• Exercise: Copy all the entries word for word, but omit the pictures.

• Dataset excerpts:
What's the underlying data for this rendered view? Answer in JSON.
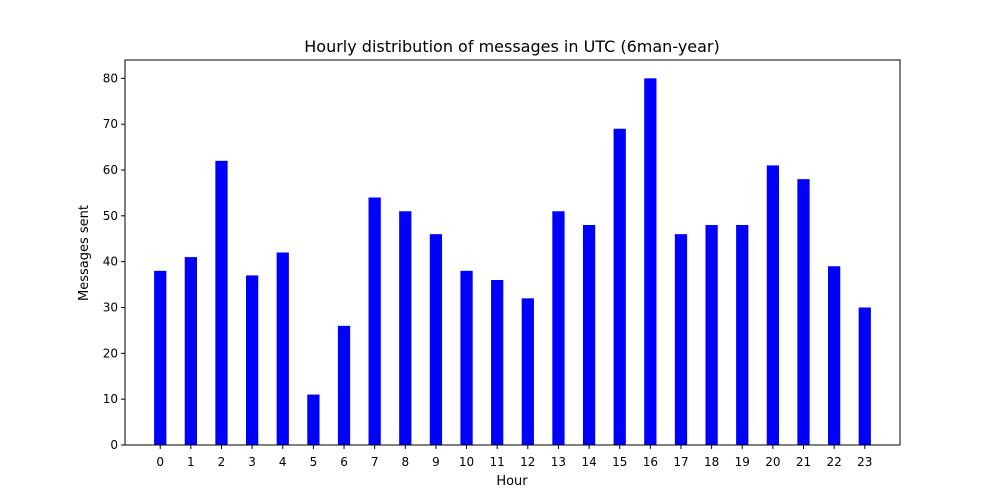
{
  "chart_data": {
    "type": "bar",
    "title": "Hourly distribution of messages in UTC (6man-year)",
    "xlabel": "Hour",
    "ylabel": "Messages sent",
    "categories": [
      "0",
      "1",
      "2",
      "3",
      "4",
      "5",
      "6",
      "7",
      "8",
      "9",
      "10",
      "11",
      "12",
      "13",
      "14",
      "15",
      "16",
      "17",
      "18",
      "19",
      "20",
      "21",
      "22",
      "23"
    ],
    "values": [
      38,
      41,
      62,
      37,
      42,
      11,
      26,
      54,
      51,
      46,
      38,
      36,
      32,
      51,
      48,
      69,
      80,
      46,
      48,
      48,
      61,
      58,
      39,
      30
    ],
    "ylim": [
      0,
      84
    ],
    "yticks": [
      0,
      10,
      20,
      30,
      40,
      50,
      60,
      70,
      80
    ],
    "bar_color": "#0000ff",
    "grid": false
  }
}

• Complete output:
What's the underlying data for this rendered view? Answer in JSON.
{
  "chart_data": {
    "type": "bar",
    "title": "Hourly distribution of messages in UTC (6man-year)",
    "xlabel": "Hour",
    "ylabel": "Messages sent",
    "categories": [
      "0",
      "1",
      "2",
      "3",
      "4",
      "5",
      "6",
      "7",
      "8",
      "9",
      "10",
      "11",
      "12",
      "13",
      "14",
      "15",
      "16",
      "17",
      "18",
      "19",
      "20",
      "21",
      "22",
      "23"
    ],
    "values": [
      38,
      41,
      62,
      37,
      42,
      11,
      26,
      54,
      51,
      46,
      38,
      36,
      32,
      51,
      48,
      69,
      80,
      46,
      48,
      48,
      61,
      58,
      39,
      30
    ],
    "ylim": [
      0,
      84
    ],
    "yticks": [
      0,
      10,
      20,
      30,
      40,
      50,
      60,
      70,
      80
    ],
    "bar_color": "#0000ff",
    "grid": false
  }
}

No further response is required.